> [SOURCE DATA]:

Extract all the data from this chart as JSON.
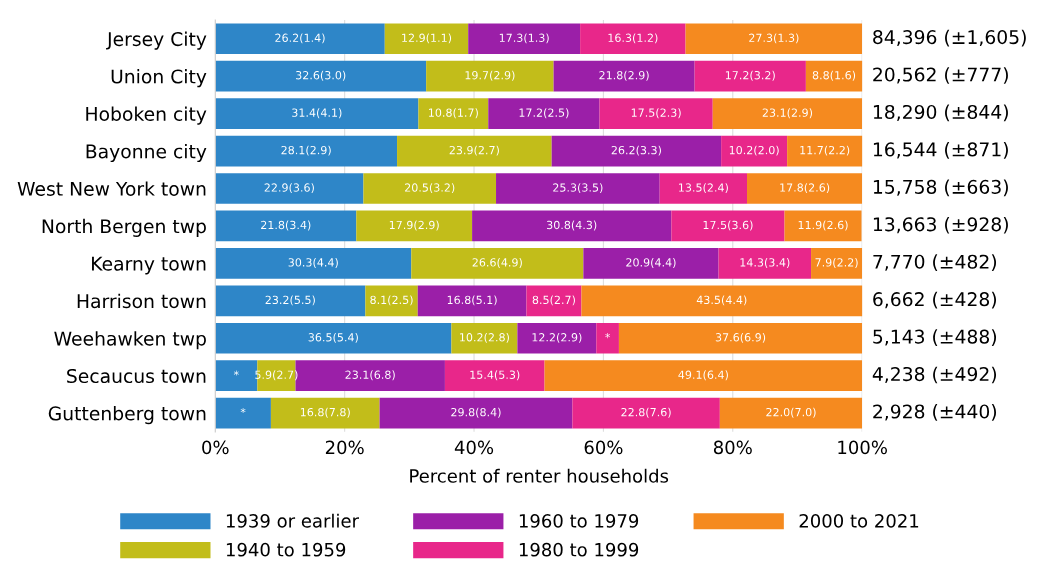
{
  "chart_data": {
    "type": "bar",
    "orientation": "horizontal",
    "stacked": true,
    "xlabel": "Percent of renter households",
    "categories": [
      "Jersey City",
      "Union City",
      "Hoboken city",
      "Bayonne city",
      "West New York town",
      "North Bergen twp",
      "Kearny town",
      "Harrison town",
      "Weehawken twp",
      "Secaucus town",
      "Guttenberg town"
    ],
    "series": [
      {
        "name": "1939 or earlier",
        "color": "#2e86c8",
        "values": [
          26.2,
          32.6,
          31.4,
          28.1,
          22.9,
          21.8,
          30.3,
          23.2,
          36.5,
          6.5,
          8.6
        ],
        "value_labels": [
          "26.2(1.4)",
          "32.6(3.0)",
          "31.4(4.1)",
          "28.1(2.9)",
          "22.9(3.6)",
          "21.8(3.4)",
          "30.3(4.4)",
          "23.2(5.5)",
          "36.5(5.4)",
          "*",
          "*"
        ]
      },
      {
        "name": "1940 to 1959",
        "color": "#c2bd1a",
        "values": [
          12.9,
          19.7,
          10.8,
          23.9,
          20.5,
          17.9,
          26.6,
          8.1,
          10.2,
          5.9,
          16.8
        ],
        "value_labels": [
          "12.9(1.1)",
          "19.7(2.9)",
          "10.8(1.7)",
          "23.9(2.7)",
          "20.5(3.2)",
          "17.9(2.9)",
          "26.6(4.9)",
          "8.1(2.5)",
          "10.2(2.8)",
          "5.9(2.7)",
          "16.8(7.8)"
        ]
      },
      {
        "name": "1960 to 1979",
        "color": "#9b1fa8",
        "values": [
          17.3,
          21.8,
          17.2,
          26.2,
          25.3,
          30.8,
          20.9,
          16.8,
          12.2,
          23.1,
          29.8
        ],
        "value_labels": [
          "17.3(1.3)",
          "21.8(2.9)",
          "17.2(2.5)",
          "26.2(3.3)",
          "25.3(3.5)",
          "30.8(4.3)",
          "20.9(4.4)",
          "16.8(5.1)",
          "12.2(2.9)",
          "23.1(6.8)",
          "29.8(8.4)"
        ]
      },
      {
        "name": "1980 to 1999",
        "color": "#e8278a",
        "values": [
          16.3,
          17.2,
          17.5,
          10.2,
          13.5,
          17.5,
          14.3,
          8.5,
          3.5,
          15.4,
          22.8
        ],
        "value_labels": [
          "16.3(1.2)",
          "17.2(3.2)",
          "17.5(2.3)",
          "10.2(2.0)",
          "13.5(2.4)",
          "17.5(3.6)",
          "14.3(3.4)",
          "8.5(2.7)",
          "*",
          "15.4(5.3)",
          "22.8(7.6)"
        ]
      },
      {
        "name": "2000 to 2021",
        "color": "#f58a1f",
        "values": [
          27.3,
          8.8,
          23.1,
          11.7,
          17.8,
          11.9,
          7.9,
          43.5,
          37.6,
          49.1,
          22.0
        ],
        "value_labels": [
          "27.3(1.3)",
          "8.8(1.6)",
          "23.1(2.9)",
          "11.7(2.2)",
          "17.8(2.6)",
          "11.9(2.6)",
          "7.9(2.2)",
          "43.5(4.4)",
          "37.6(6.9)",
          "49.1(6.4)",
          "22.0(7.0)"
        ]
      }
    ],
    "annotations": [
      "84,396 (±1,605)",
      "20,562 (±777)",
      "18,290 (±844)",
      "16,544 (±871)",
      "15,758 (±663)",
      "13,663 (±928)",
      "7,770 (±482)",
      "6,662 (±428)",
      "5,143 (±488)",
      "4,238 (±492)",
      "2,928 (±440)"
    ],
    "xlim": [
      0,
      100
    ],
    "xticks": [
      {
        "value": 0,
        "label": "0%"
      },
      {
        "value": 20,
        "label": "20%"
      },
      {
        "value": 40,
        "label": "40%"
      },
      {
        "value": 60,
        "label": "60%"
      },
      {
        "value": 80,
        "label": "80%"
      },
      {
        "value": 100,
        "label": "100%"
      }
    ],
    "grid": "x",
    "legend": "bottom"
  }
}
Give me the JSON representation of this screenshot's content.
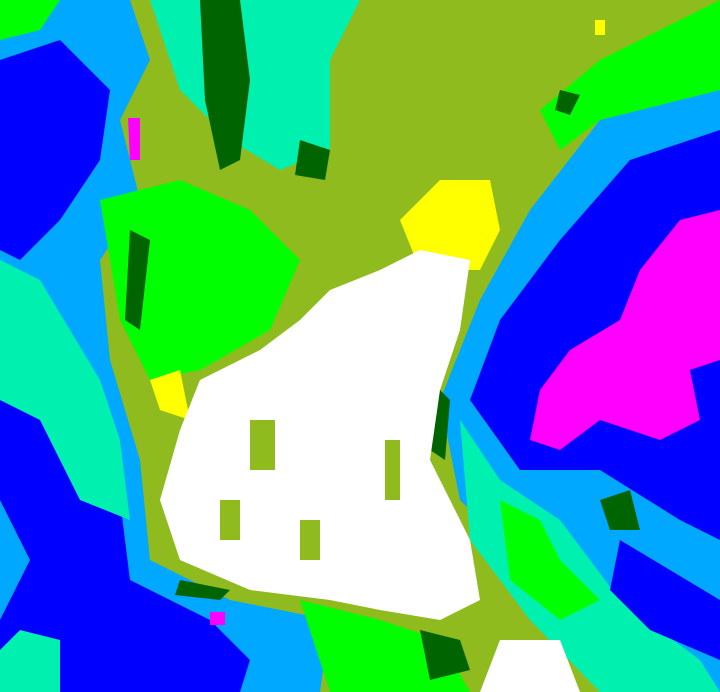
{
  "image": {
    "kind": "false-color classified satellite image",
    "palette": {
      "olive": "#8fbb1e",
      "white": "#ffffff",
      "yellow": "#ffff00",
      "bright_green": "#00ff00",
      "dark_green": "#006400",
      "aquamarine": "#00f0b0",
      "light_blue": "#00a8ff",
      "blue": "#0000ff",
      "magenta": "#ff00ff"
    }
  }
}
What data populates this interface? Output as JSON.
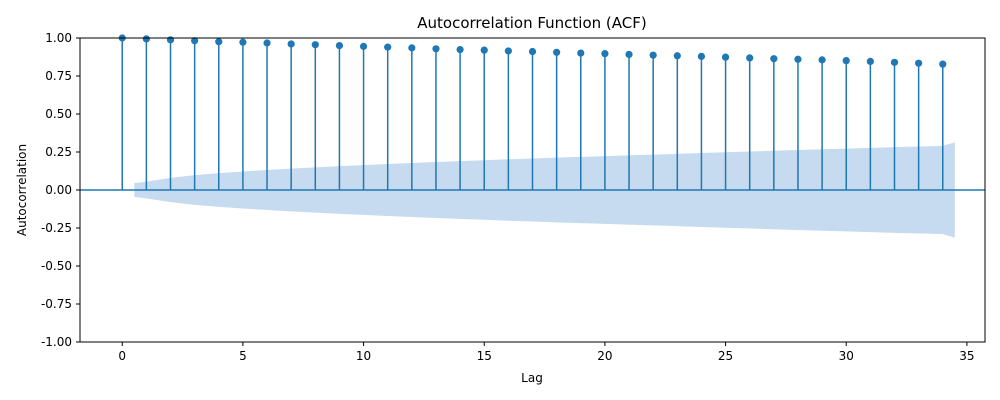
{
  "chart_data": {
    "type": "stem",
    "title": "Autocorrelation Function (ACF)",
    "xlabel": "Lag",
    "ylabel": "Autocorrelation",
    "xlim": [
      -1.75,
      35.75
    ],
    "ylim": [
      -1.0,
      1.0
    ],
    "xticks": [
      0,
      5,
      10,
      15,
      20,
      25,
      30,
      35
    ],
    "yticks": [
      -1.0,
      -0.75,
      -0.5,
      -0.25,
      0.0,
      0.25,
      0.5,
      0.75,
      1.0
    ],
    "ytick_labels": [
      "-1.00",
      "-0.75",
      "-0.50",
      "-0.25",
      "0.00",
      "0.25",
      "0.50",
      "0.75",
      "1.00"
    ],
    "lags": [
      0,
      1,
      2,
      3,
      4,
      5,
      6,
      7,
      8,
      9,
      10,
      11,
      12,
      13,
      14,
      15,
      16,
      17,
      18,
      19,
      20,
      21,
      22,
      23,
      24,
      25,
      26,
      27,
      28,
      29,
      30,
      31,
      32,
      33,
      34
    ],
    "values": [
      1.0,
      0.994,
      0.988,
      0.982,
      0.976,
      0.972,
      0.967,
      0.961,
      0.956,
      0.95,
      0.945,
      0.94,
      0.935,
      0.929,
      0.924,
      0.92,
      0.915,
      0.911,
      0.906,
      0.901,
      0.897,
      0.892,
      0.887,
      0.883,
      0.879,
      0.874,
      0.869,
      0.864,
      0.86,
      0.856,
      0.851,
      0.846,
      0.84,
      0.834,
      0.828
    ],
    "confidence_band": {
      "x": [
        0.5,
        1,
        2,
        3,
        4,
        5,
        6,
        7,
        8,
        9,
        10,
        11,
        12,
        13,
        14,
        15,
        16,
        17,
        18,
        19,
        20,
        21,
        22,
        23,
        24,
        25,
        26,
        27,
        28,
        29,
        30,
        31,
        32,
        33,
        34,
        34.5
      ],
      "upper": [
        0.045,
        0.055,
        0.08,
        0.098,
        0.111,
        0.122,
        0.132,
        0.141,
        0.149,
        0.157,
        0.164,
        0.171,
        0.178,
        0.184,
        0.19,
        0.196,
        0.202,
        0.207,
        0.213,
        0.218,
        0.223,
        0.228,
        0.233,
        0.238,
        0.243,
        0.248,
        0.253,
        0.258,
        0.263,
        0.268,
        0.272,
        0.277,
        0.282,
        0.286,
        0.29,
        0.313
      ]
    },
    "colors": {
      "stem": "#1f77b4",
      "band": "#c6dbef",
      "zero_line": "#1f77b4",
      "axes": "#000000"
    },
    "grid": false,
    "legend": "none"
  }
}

> [INSTRUCTION]: Restate the listing above word for word, and skip the pictures.

> [ANSWER TO THE TASK]:
Extract all the data from this chart as JSON.
{
  "chart_data": {
    "type": "bar",
    "orientation": "horizontal",
    "stacked": true,
    "xlabel": "Percent of renter households",
    "categories": [
      "Jersey City",
      "Union City",
      "Hoboken city",
      "Bayonne city",
      "West New York town",
      "North Bergen twp",
      "Kearny town",
      "Harrison town",
      "Weehawken twp",
      "Secaucus town",
      "Guttenberg town"
    ],
    "series": [
      {
        "name": "1939 or earlier",
        "color": "#2e86c8",
        "values": [
          26.2,
          32.6,
          31.4,
          28.1,
          22.9,
          21.8,
          30.3,
          23.2,
          36.5,
          6.5,
          8.6
        ],
        "value_labels": [
          "26.2(1.4)",
          "32.6(3.0)",
          "31.4(4.1)",
          "28.1(2.9)",
          "22.9(3.6)",
          "21.8(3.4)",
          "30.3(4.4)",
          "23.2(5.5)",
          "36.5(5.4)",
          "*",
          "*"
        ]
      },
      {
        "name": "1940 to 1959",
        "color": "#c2bd1a",
        "values": [
          12.9,
          19.7,
          10.8,
          23.9,
          20.5,
          17.9,
          26.6,
          8.1,
          10.2,
          5.9,
          16.8
        ],
        "value_labels": [
          "12.9(1.1)",
          "19.7(2.9)",
          "10.8(1.7)",
          "23.9(2.7)",
          "20.5(3.2)",
          "17.9(2.9)",
          "26.6(4.9)",
          "8.1(2.5)",
          "10.2(2.8)",
          "5.9(2.7)",
          "16.8(7.8)"
        ]
      },
      {
        "name": "1960 to 1979",
        "color": "#9b1fa8",
        "values": [
          17.3,
          21.8,
          17.2,
          26.2,
          25.3,
          30.8,
          20.9,
          16.8,
          12.2,
          23.1,
          29.8
        ],
        "value_labels": [
          "17.3(1.3)",
          "21.8(2.9)",
          "17.2(2.5)",
          "26.2(3.3)",
          "25.3(3.5)",
          "30.8(4.3)",
          "20.9(4.4)",
          "16.8(5.1)",
          "12.2(2.9)",
          "23.1(6.8)",
          "29.8(8.4)"
        ]
      },
      {
        "name": "1980 to 1999",
        "color": "#e8278a",
        "values": [
          16.3,
          17.2,
          17.5,
          10.2,
          13.5,
          17.5,
          14.3,
          8.5,
          3.5,
          15.4,
          22.8
        ],
        "value_labels": [
          "16.3(1.2)",
          "17.2(3.2)",
          "17.5(2.3)",
          "10.2(2.0)",
          "13.5(2.4)",
          "17.5(3.6)",
          "14.3(3.4)",
          "8.5(2.7)",
          "*",
          "15.4(5.3)",
          "22.8(7.6)"
        ]
      },
      {
        "name": "2000 to 2021",
        "color": "#f58a1f",
        "values": [
          27.3,
          8.8,
          23.1,
          11.7,
          17.8,
          11.9,
          7.9,
          43.5,
          37.6,
          49.1,
          22.0
        ],
        "value_labels": [
          "27.3(1.3)",
          "8.8(1.6)",
          "23.1(2.9)",
          "11.7(2.2)",
          "17.8(2.6)",
          "11.9(2.6)",
          "7.9(2.2)",
          "43.5(4.4)",
          "37.6(6.9)",
          "49.1(6.4)",
          "22.0(7.0)"
        ]
      }
    ],
    "annotations": [
      "84,396 (±1,605)",
      "20,562 (±777)",
      "18,290 (±844)",
      "16,544 (±871)",
      "15,758 (±663)",
      "13,663 (±928)",
      "7,770 (±482)",
      "6,662 (±428)",
      "5,143 (±488)",
      "4,238 (±492)",
      "2,928 (±440)"
    ],
    "xlim": [
      0,
      100
    ],
    "xticks": [
      {
        "value": 0,
        "label": "0%"
      },
      {
        "value": 20,
        "label": "20%"
      },
      {
        "value": 40,
        "label": "40%"
      },
      {
        "value": 60,
        "label": "60%"
      },
      {
        "value": 80,
        "label": "80%"
      },
      {
        "value": 100,
        "label": "100%"
      }
    ],
    "grid": "x",
    "legend": "bottom"
  }
}
Give me the JSON representation of this screenshot's content.
{
  "image": {
    "kind": "false-color classified satellite image",
    "palette": {
      "olive": "#8fbb1e",
      "white": "#ffffff",
      "yellow": "#ffff00",
      "bright_green": "#00ff00",
      "dark_green": "#006400",
      "aquamarine": "#00f0b0",
      "light_blue": "#00a8ff",
      "blue": "#0000ff",
      "magenta": "#ff00ff"
    }
  }
}
What data populates this interface? Output as JSON.
{
  "chart_data": {
    "type": "stem",
    "title": "Autocorrelation Function (ACF)",
    "xlabel": "Lag",
    "ylabel": "Autocorrelation",
    "xlim": [
      -1.75,
      35.75
    ],
    "ylim": [
      -1.0,
      1.0
    ],
    "xticks": [
      0,
      5,
      10,
      15,
      20,
      25,
      30,
      35
    ],
    "yticks": [
      -1.0,
      -0.75,
      -0.5,
      -0.25,
      0.0,
      0.25,
      0.5,
      0.75,
      1.0
    ],
    "ytick_labels": [
      "-1.00",
      "-0.75",
      "-0.50",
      "-0.25",
      "0.00",
      "0.25",
      "0.50",
      "0.75",
      "1.00"
    ],
    "lags": [
      0,
      1,
      2,
      3,
      4,
      5,
      6,
      7,
      8,
      9,
      10,
      11,
      12,
      13,
      14,
      15,
      16,
      17,
      18,
      19,
      20,
      21,
      22,
      23,
      24,
      25,
      26,
      27,
      28,
      29,
      30,
      31,
      32,
      33,
      34
    ],
    "values": [
      1.0,
      0.994,
      0.988,
      0.982,
      0.976,
      0.972,
      0.967,
      0.961,
      0.956,
      0.95,
      0.945,
      0.94,
      0.935,
      0.929,
      0.924,
      0.92,
      0.915,
      0.911,
      0.906,
      0.901,
      0.897,
      0.892,
      0.887,
      0.883,
      0.879,
      0.874,
      0.869,
      0.864,
      0.86,
      0.856,
      0.851,
      0.846,
      0.84,
      0.834,
      0.828
    ],
    "confidence_band": {
      "x": [
        0.5,
        1,
        2,
        3,
        4,
        5,
        6,
        7,
        8,
        9,
        10,
        11,
        12,
        13,
        14,
        15,
        16,
        17,
        18,
        19,
        20,
        21,
        22,
        23,
        24,
        25,
        26,
        27,
        28,
        29,
        30,
        31,
        32,
        33,
        34,
        34.5
      ],
      "upper": [
        0.045,
        0.055,
        0.08,
        0.098,
        0.111,
        0.122,
        0.132,
        0.141,
        0.149,
        0.157,
        0.164,
        0.171,
        0.178,
        0.184,
        0.19,
        0.196,
        0.202,
        0.207,
        0.213,
        0.218,
        0.223,
        0.228,
        0.233,
        0.238,
        0.243,
        0.248,
        0.253,
        0.258,
        0.263,
        0.268,
        0.272,
        0.277,
        0.282,
        0.286,
        0.29,
        0.313
      ]
    },
    "colors": {
      "stem": "#1f77b4",
      "band": "#c6dbef",
      "zero_line": "#1f77b4",
      "axes": "#000000"
    },
    "grid": false,
    "legend": "none"
  }
}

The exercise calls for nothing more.